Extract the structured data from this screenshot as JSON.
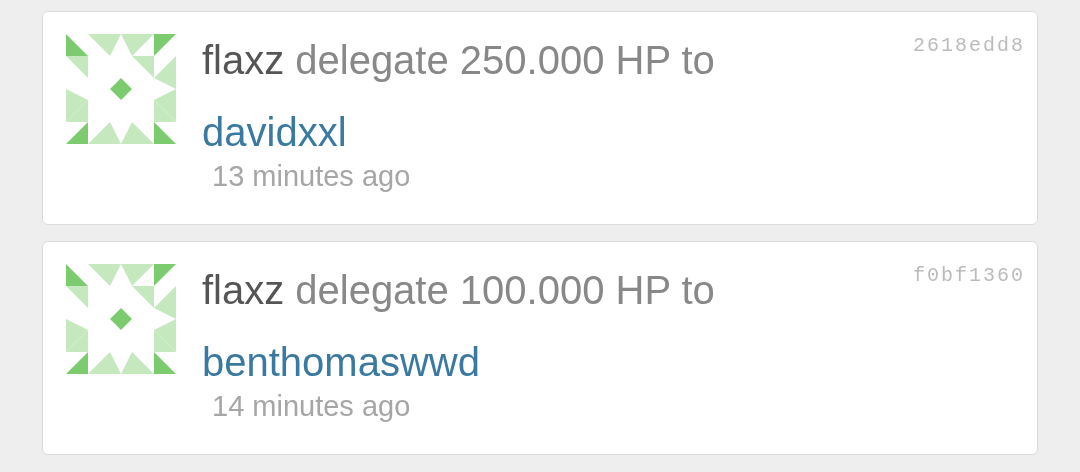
{
  "items": [
    {
      "author": "flaxz",
      "action": "delegate 250.000 HP to",
      "recipient": "davidxxl",
      "time": "13 minutes ago",
      "hash": "2618edd8"
    },
    {
      "author": "flaxz",
      "action": "delegate 100.000 HP to",
      "recipient": "benthomaswwd",
      "time": "14 minutes ago",
      "hash": "f0bf1360"
    }
  ]
}
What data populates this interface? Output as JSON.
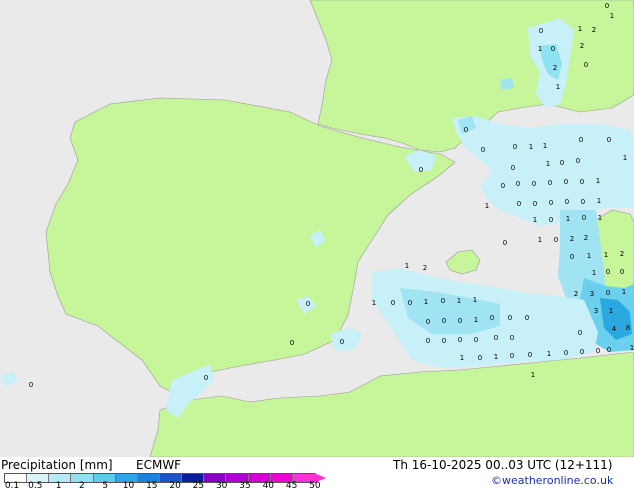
{
  "title": "Precipitation [mm]",
  "model": "ECMWF",
  "valid_time": "Th 16-10-2025 00..03 UTC (12+111)",
  "credit": "©weatheronline.co.uk",
  "colors": {
    "sea": "#eaeaea",
    "land": "#c6f59a",
    "precip_light": "#c8f0f8",
    "precip_mid": "#a0e4f4",
    "precip_heavy": "#6ad0ee",
    "precip_strong": "#2aa8e0"
  },
  "legend": {
    "ticks": [
      "0.1",
      "0.5",
      "1",
      "2",
      "5",
      "10",
      "15",
      "20",
      "25",
      "30",
      "35",
      "40",
      "45",
      "50"
    ],
    "colors": [
      "#fdfdfd",
      "#d8f4f8",
      "#b4ecf6",
      "#8ee2f2",
      "#5fcbed",
      "#2ea6e6",
      "#1e7fdc",
      "#1a55c8",
      "#0a1e96",
      "#8800c4",
      "#b000d4",
      "#d400d4",
      "#f000cc",
      "#ff30d8"
    ]
  },
  "values": [
    "0",
    "1",
    "0",
    "2",
    "1",
    "1",
    "2",
    "2",
    "0",
    "0",
    "1",
    "0",
    "0",
    "0",
    "1",
    "1",
    "0",
    "0",
    "1",
    "0",
    "1",
    "0",
    "0",
    "0",
    "0",
    "0",
    "0",
    "0",
    "0",
    "1",
    "1",
    "0",
    "0",
    "0",
    "0",
    "0",
    "1",
    "1",
    "0",
    "1",
    "0",
    "1",
    "0",
    "1",
    "0",
    "2",
    "2",
    "0",
    "1",
    "1",
    "2",
    "1",
    "0",
    "0",
    "2",
    "3",
    "0",
    "1",
    "3",
    "1",
    "4",
    "8",
    "0",
    "1",
    "2",
    "0",
    "1",
    "1",
    "0",
    "0",
    "1",
    "0",
    "1",
    "1",
    "0",
    "0",
    "0",
    "1",
    "0",
    "0",
    "0",
    "0",
    "0",
    "0",
    "0",
    "0",
    "0",
    "1",
    "0",
    "1",
    "0",
    "0",
    "1",
    "0",
    "0",
    "0",
    "1",
    "0",
    "0",
    "0",
    "0",
    "0",
    "0"
  ]
}
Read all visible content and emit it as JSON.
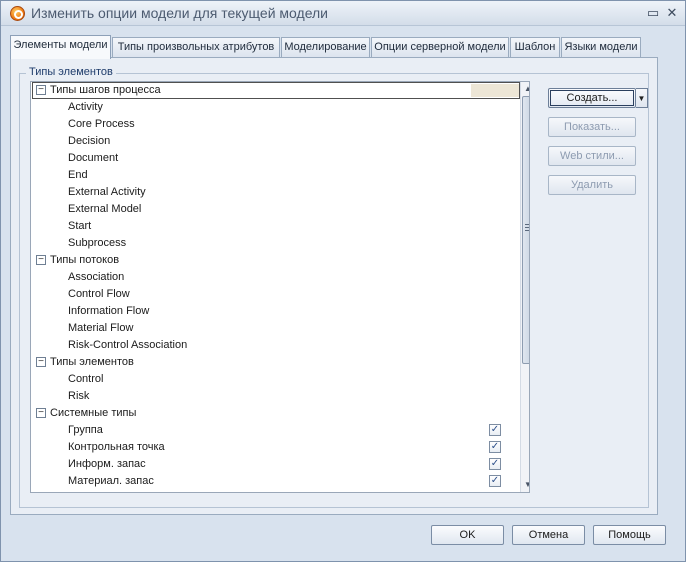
{
  "window": {
    "title": "Изменить опции модели для текущей модели",
    "minimize_glyph": "▭",
    "close_glyph": "✕"
  },
  "tabs": [
    {
      "label": "Элементы модели",
      "active": true
    },
    {
      "label": "Типы произвольных атрибутов",
      "active": false
    },
    {
      "label": "Моделирование",
      "active": false
    },
    {
      "label": "Опции серверной модели",
      "active": false
    },
    {
      "label": "Шаблон",
      "active": false
    },
    {
      "label": "Языки модели",
      "active": false
    }
  ],
  "group": {
    "title": "Типы элементов"
  },
  "tree": [
    {
      "type": "group",
      "label": "Типы шагов процесса",
      "expander": "−",
      "selected": true
    },
    {
      "type": "item",
      "label": "Activity"
    },
    {
      "type": "item",
      "label": "Core Process"
    },
    {
      "type": "item",
      "label": "Decision"
    },
    {
      "type": "item",
      "label": "Document"
    },
    {
      "type": "item",
      "label": "End"
    },
    {
      "type": "item",
      "label": "External Activity"
    },
    {
      "type": "item",
      "label": "External Model"
    },
    {
      "type": "item",
      "label": "Start"
    },
    {
      "type": "item",
      "label": "Subprocess"
    },
    {
      "type": "group",
      "label": "Типы потоков",
      "expander": "−"
    },
    {
      "type": "item",
      "label": "Association"
    },
    {
      "type": "item",
      "label": "Control Flow"
    },
    {
      "type": "item",
      "label": "Information Flow"
    },
    {
      "type": "item",
      "label": "Material Flow"
    },
    {
      "type": "item",
      "label": "Risk-Control Association"
    },
    {
      "type": "group",
      "label": "Типы элементов",
      "expander": "−"
    },
    {
      "type": "item",
      "label": "Control"
    },
    {
      "type": "item",
      "label": "Risk"
    },
    {
      "type": "group",
      "label": "Системные типы",
      "expander": "−"
    },
    {
      "type": "item",
      "label": "Группа",
      "checked": true
    },
    {
      "type": "item",
      "label": "Контрольная точка",
      "checked": true
    },
    {
      "type": "item",
      "label": "Информ. запас",
      "checked": true
    },
    {
      "type": "item",
      "label": "Материал. запас",
      "checked": true
    }
  ],
  "scrollbar": {
    "up": "▲",
    "down": "▼"
  },
  "side_buttons": {
    "create": "Создать...",
    "show": "Показать...",
    "web_styles": "Web стили...",
    "delete": "Удалить",
    "create_menu_arrow": "▼"
  },
  "footer": {
    "ok": "OK",
    "cancel": "Отмена",
    "help": "Помощь"
  },
  "check_glyph": "✓"
}
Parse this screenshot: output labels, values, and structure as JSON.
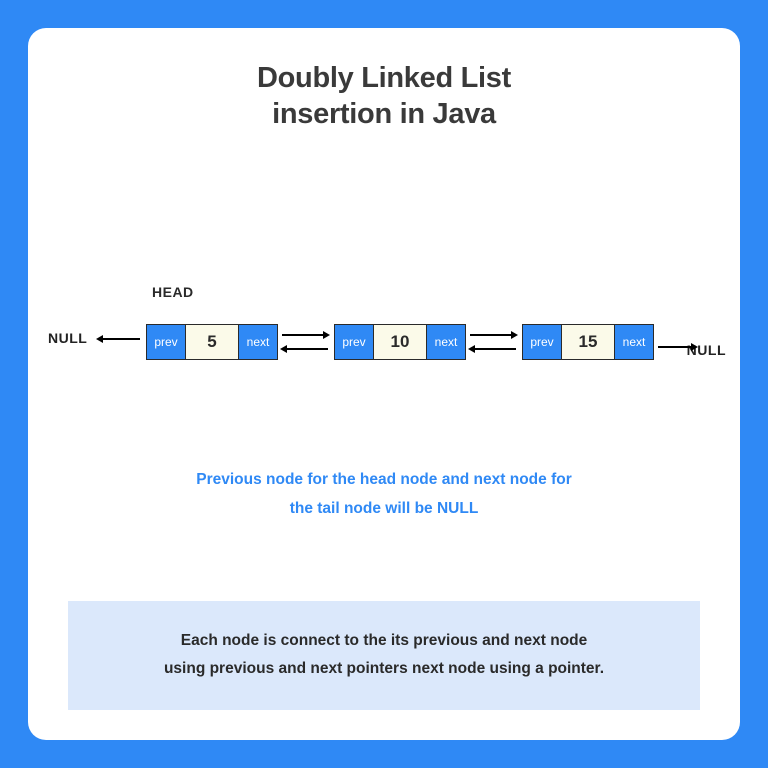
{
  "title_line1": "Doubly Linked List",
  "title_line2": "insertion in Java",
  "head_label": "HEAD",
  "null_left": "NULL",
  "null_right": "NULL",
  "ptr_prev": "prev",
  "ptr_next": "next",
  "nodes": [
    "5",
    "10",
    "15"
  ],
  "note_line1": "Previous node for the head node and next node for",
  "note_line2": "the tail node will be NULL",
  "footer_line1": "Each node is connect to the its previous and next node",
  "footer_line2": "using previous and next pointers next node using a pointer."
}
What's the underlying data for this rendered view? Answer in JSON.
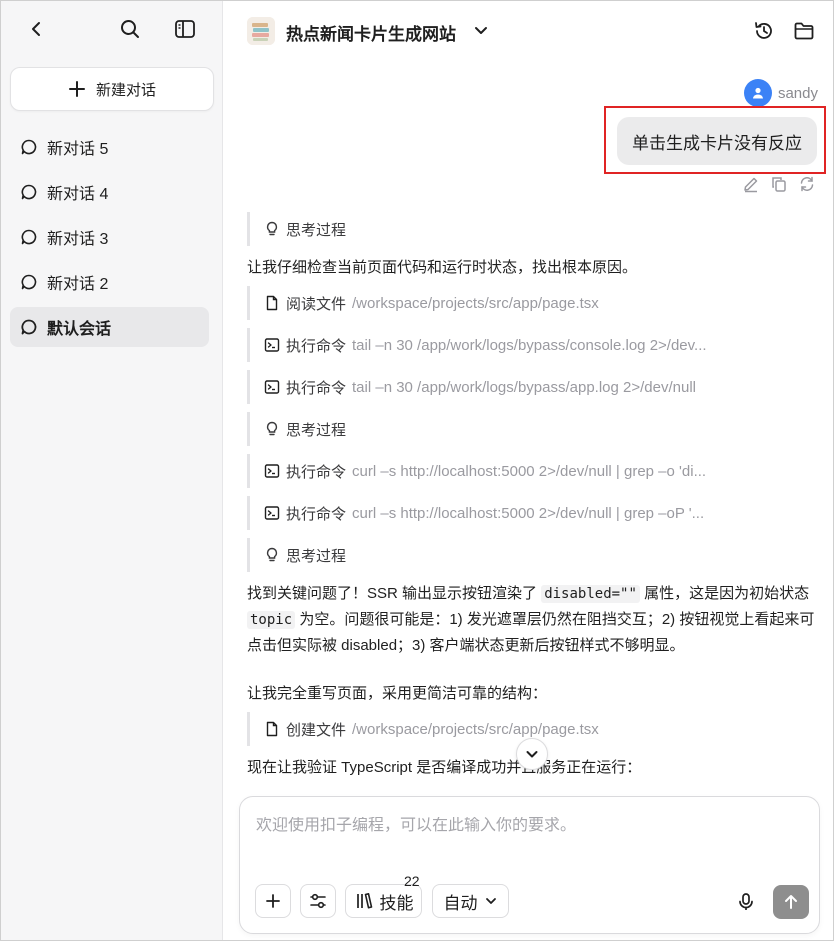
{
  "sidebar": {
    "new_chat_label": "新建对话",
    "conversations": [
      {
        "label": "新对话 5"
      },
      {
        "label": "新对话 4"
      },
      {
        "label": "新对话 3"
      },
      {
        "label": "新对话 2"
      },
      {
        "label": "默认会话"
      }
    ],
    "active_index": 4
  },
  "header": {
    "project_title": "热点新闻卡片生成网站"
  },
  "user": {
    "name": "sandy",
    "message": "单击生成卡片没有反应"
  },
  "assistant": {
    "thinking_label": "思考过程",
    "intro": "让我仔细检查当前页面代码和运行时状态，找出根本原因。",
    "steps": [
      {
        "action": "阅读文件",
        "arg": "/workspace/projects/src/app/page.tsx",
        "icon": "file-icon"
      },
      {
        "action": "执行命令",
        "arg": "tail –n 30 /app/work/logs/bypass/console.log 2>/dev...",
        "icon": "terminal-icon"
      },
      {
        "action": "执行命令",
        "arg": "tail –n 30 /app/work/logs/bypass/app.log 2>/dev/null",
        "icon": "terminal-icon"
      },
      {
        "action": "执行命令",
        "arg": "curl –s http://localhost:5000 2>/dev/null | grep –o 'di...",
        "icon": "terminal-icon"
      },
      {
        "action": "执行命令",
        "arg": "curl –s http://localhost:5000 2>/dev/null | grep –oP '...",
        "icon": "terminal-icon"
      },
      {
        "action": "创建文件",
        "arg": "/workspace/projects/src/app/page.tsx",
        "icon": "file-icon"
      }
    ],
    "finding_p1": "找到关键问题了！SSR 输出显示按钮渲染了",
    "finding_code1": "disabled=\"\"",
    "finding_p2": "属性，这是因为初始状态",
    "finding_code2": "topic",
    "finding_p3": "为空。问题很可能是：1) 发光遮罩层仍然在阻挡交互；2) 按钮视觉上看起来可点击但实际被 disabled；3) 客户端状态更新后按钮样式不够明显。",
    "rewrite": "让我完全重写页面，采用更简洁可靠的结构：",
    "verify": "现在让我验证 TypeScript 是否编译成功并且服务正在运行："
  },
  "composer": {
    "placeholder": "欢迎使用扣子编程，可以在此输入你的要求。",
    "skills_label": "技能",
    "skills_count": "22",
    "mode_label": "自动"
  },
  "colors": {
    "accent": "#3b82f6",
    "highlight": "#e02424",
    "sidebar_bg": "#f6f6f7"
  }
}
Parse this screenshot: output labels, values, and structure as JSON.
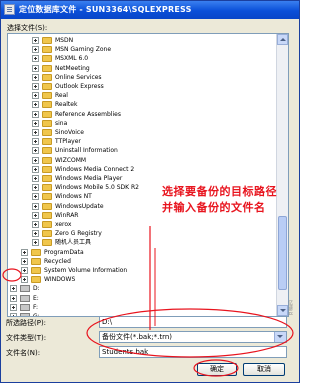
{
  "window": {
    "title": "定位数据库文件 - SUN3364\\SQLEXPRESS"
  },
  "tree": {
    "label": "选择文件(S):",
    "folders": [
      "MSDN",
      "MSN Gaming Zone",
      "MSXML 6.0",
      "NetMeeting",
      "Online Services",
      "Outlook Express",
      "Real",
      "Realtek",
      "Reference Assemblies",
      "sina",
      "SinoVoice",
      "TTPlayer",
      "Uninstall Information",
      "WIZCOMM",
      "Windows Media Connect 2",
      "Windows Media Player",
      "Windows Mobile 5.0 SDK R2",
      "Windows NT",
      "WindowsUpdate",
      "WinRAR",
      "xerox",
      "Zero G Registry",
      "随机人员工具"
    ],
    "root_folders": [
      "ProgramData",
      "Recycled",
      "System Volume Information",
      "WINDOWS"
    ],
    "drives": [
      "D:",
      "E:",
      "F:",
      "G:"
    ]
  },
  "form": {
    "path_label": "所选路径(P):",
    "path_value": "D:\\",
    "type_label": "文件类型(T):",
    "type_value": "备份文件(*.bak;*.trn)",
    "name_label": "文件名(N):",
    "name_value": "Students.bak"
  },
  "buttons": {
    "ok": "确定",
    "cancel": "取消"
  },
  "annotation": {
    "text": "选择要备份的目标路径并输入备份的文件名"
  },
  "watermark": "亿速云"
}
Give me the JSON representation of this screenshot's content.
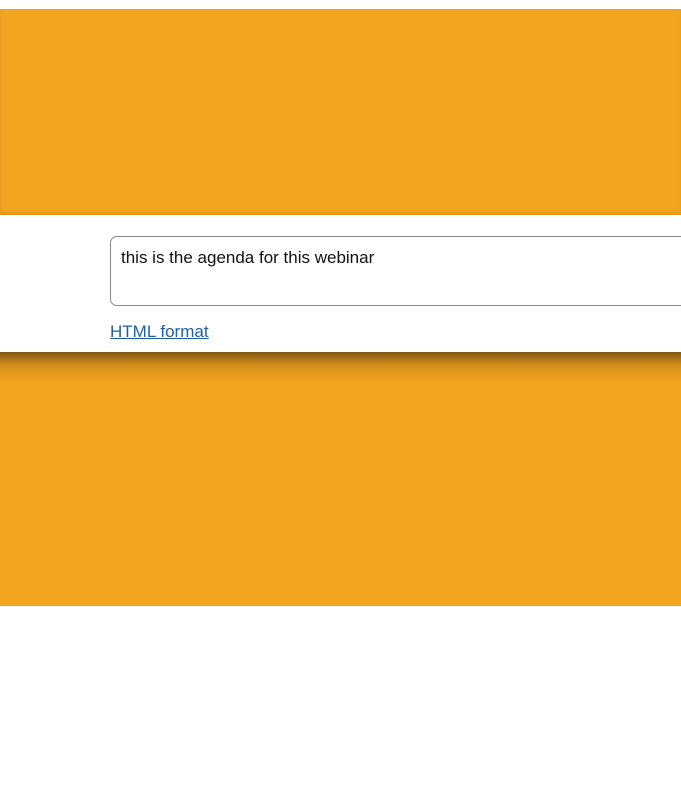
{
  "agenda": {
    "text": "this is the agenda for this webinar"
  },
  "format_link": {
    "label": "HTML format"
  },
  "colors": {
    "accent_orange": "#f2a51f",
    "link_blue": "#1f5fa6"
  }
}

- [TASK OBJECTIVE] List every line from the entries above in which "tail" appears.

- [COMPLETE ANSWER]
  "note_line2": "the tail node will be NULL",
        "arg": "tail –n 30 /app/work/logs/bypass/console.log 2>/dev...",
        "arg": "tail –n 30 /app/work/logs/bypass/app.log 2>/dev/null",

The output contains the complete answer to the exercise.